Transcribe every entry below word for word, but skip the pictures.

(Dataset rows)
================

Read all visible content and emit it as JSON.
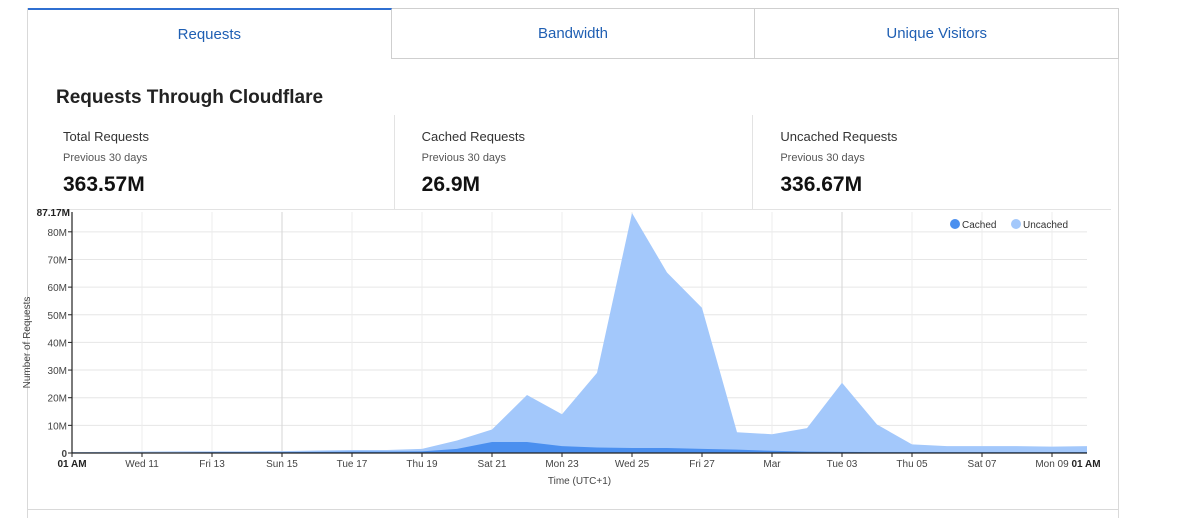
{
  "tabs": [
    {
      "label": "Requests"
    },
    {
      "label": "Bandwidth"
    },
    {
      "label": "Unique Visitors"
    }
  ],
  "section_title": "Requests Through Cloudflare",
  "stats": [
    {
      "label": "Total Requests",
      "sub": "Previous 30 days",
      "value": "363.57M"
    },
    {
      "label": "Cached Requests",
      "sub": "Previous 30 days",
      "value": "26.9M"
    },
    {
      "label": "Uncached Requests",
      "sub": "Previous 30 days",
      "value": "336.67M"
    }
  ],
  "colors": {
    "cached": "#4a8fef",
    "uncached": "#a3c8fb",
    "tab_text": "#1f5fb3",
    "tab_active_border": "#2f6fd1"
  },
  "chart_data": {
    "type": "area",
    "stacked": true,
    "title": "",
    "xlabel": "Time (UTC+1)",
    "ylabel": "Number of Requests",
    "ylim": [
      0,
      87.17
    ],
    "y_max_label": "87.17M",
    "y_ticks": [
      {
        "value": 0,
        "label": "0"
      },
      {
        "value": 10,
        "label": "10M"
      },
      {
        "value": 20,
        "label": "20M"
      },
      {
        "value": 30,
        "label": "30M"
      },
      {
        "value": 40,
        "label": "40M"
      },
      {
        "value": 50,
        "label": "50M"
      },
      {
        "value": 60,
        "label": "60M"
      },
      {
        "value": 70,
        "label": "70M"
      },
      {
        "value": 80,
        "label": "80M"
      }
    ],
    "x_ticks": [
      {
        "day": 0,
        "label": "01 AM",
        "bold": true
      },
      {
        "day": 2,
        "label": "Wed 11"
      },
      {
        "day": 4,
        "label": "Fri 13"
      },
      {
        "day": 6,
        "label": "Sun 15"
      },
      {
        "day": 8,
        "label": "Tue 17"
      },
      {
        "day": 10,
        "label": "Thu 19"
      },
      {
        "day": 12,
        "label": "Sat 21"
      },
      {
        "day": 14,
        "label": "Mon 23"
      },
      {
        "day": 16,
        "label": "Wed 25"
      },
      {
        "day": 18,
        "label": "Fri 27"
      },
      {
        "day": 20,
        "label": "Mar"
      },
      {
        "day": 22,
        "label": "Tue 03"
      },
      {
        "day": 24,
        "label": "Thu 05"
      },
      {
        "day": 26,
        "label": "Sat 07"
      },
      {
        "day": 28,
        "label": "Mon 09",
        "suffix": "01 AM"
      }
    ],
    "x_range": [
      0,
      29
    ],
    "x": [
      0,
      1,
      2,
      3,
      4,
      5,
      6,
      7,
      8,
      9,
      10,
      11,
      12,
      13,
      14,
      15,
      16,
      17,
      18,
      19,
      20,
      21,
      22,
      23,
      24,
      25,
      26,
      27,
      28,
      29
    ],
    "series": [
      {
        "name": "Cached",
        "values": [
          0.1,
          0.1,
          0.2,
          0.2,
          0.3,
          0.3,
          0.3,
          0.4,
          0.5,
          0.5,
          0.6,
          1.5,
          4.0,
          4.0,
          2.5,
          2.0,
          1.8,
          1.8,
          1.5,
          1.2,
          0.8,
          0.5,
          0.4,
          0.3,
          0.3,
          0.3,
          0.3,
          0.3,
          0.3,
          0.3
        ]
      },
      {
        "name": "Uncached",
        "values": [
          0.2,
          0.3,
          0.3,
          0.4,
          0.3,
          0.3,
          0.4,
          0.5,
          0.6,
          0.6,
          0.9,
          3.0,
          4.5,
          17.0,
          11.5,
          27.0,
          85.0,
          63.5,
          51.0,
          6.3,
          6.0,
          8.5,
          25.0,
          10.0,
          2.8,
          2.2,
          2.2,
          2.2,
          2.0,
          2.2
        ]
      }
    ],
    "legend": [
      {
        "name": "Cached"
      },
      {
        "name": "Uncached"
      }
    ],
    "legend_position": "top-right",
    "grid": true
  }
}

================

## RESPONSE TO THE TASK
Read all visible content and emit it as JSON.
{
  "tabs": [
    {
      "label": "Requests"
    },
    {
      "label": "Bandwidth"
    },
    {
      "label": "Unique Visitors"
    }
  ],
  "section_title": "Requests Through Cloudflare",
  "stats": [
    {
      "label": "Total Requests",
      "sub": "Previous 30 days",
      "value": "363.57M"
    },
    {
      "label": "Cached Requests",
      "sub": "Previous 30 days",
      "value": "26.9M"
    },
    {
      "label": "Uncached Requests",
      "sub": "Previous 30 days",
      "value": "336.67M"
    }
  ],
  "colors": {
    "cached": "#4a8fef",
    "uncached": "#a3c8fb",
    "tab_text": "#1f5fb3",
    "tab_active_border": "#2f6fd1"
  },
  "chart_data": {
    "type": "area",
    "stacked": true,
    "title": "",
    "xlabel": "Time (UTC+1)",
    "ylabel": "Number of Requests",
    "ylim": [
      0,
      87.17
    ],
    "y_max_label": "87.17M",
    "y_ticks": [
      {
        "value": 0,
        "label": "0"
      },
      {
        "value": 10,
        "label": "10M"
      },
      {
        "value": 20,
        "label": "20M"
      },
      {
        "value": 30,
        "label": "30M"
      },
      {
        "value": 40,
        "label": "40M"
      },
      {
        "value": 50,
        "label": "50M"
      },
      {
        "value": 60,
        "label": "60M"
      },
      {
        "value": 70,
        "label": "70M"
      },
      {
        "value": 80,
        "label": "80M"
      }
    ],
    "x_ticks": [
      {
        "day": 0,
        "label": "01 AM",
        "bold": true
      },
      {
        "day": 2,
        "label": "Wed 11"
      },
      {
        "day": 4,
        "label": "Fri 13"
      },
      {
        "day": 6,
        "label": "Sun 15"
      },
      {
        "day": 8,
        "label": "Tue 17"
      },
      {
        "day": 10,
        "label": "Thu 19"
      },
      {
        "day": 12,
        "label": "Sat 21"
      },
      {
        "day": 14,
        "label": "Mon 23"
      },
      {
        "day": 16,
        "label": "Wed 25"
      },
      {
        "day": 18,
        "label": "Fri 27"
      },
      {
        "day": 20,
        "label": "Mar"
      },
      {
        "day": 22,
        "label": "Tue 03"
      },
      {
        "day": 24,
        "label": "Thu 05"
      },
      {
        "day": 26,
        "label": "Sat 07"
      },
      {
        "day": 28,
        "label": "Mon 09",
        "suffix": "01 AM"
      }
    ],
    "x_range": [
      0,
      29
    ],
    "x": [
      0,
      1,
      2,
      3,
      4,
      5,
      6,
      7,
      8,
      9,
      10,
      11,
      12,
      13,
      14,
      15,
      16,
      17,
      18,
      19,
      20,
      21,
      22,
      23,
      24,
      25,
      26,
      27,
      28,
      29
    ],
    "series": [
      {
        "name": "Cached",
        "values": [
          0.1,
          0.1,
          0.2,
          0.2,
          0.3,
          0.3,
          0.3,
          0.4,
          0.5,
          0.5,
          0.6,
          1.5,
          4.0,
          4.0,
          2.5,
          2.0,
          1.8,
          1.8,
          1.5,
          1.2,
          0.8,
          0.5,
          0.4,
          0.3,
          0.3,
          0.3,
          0.3,
          0.3,
          0.3,
          0.3
        ]
      },
      {
        "name": "Uncached",
        "values": [
          0.2,
          0.3,
          0.3,
          0.4,
          0.3,
          0.3,
          0.4,
          0.5,
          0.6,
          0.6,
          0.9,
          3.0,
          4.5,
          17.0,
          11.5,
          27.0,
          85.0,
          63.5,
          51.0,
          6.3,
          6.0,
          8.5,
          25.0,
          10.0,
          2.8,
          2.2,
          2.2,
          2.2,
          2.0,
          2.2
        ]
      }
    ],
    "legend": [
      {
        "name": "Cached"
      },
      {
        "name": "Uncached"
      }
    ],
    "legend_position": "top-right",
    "grid": true
  }
}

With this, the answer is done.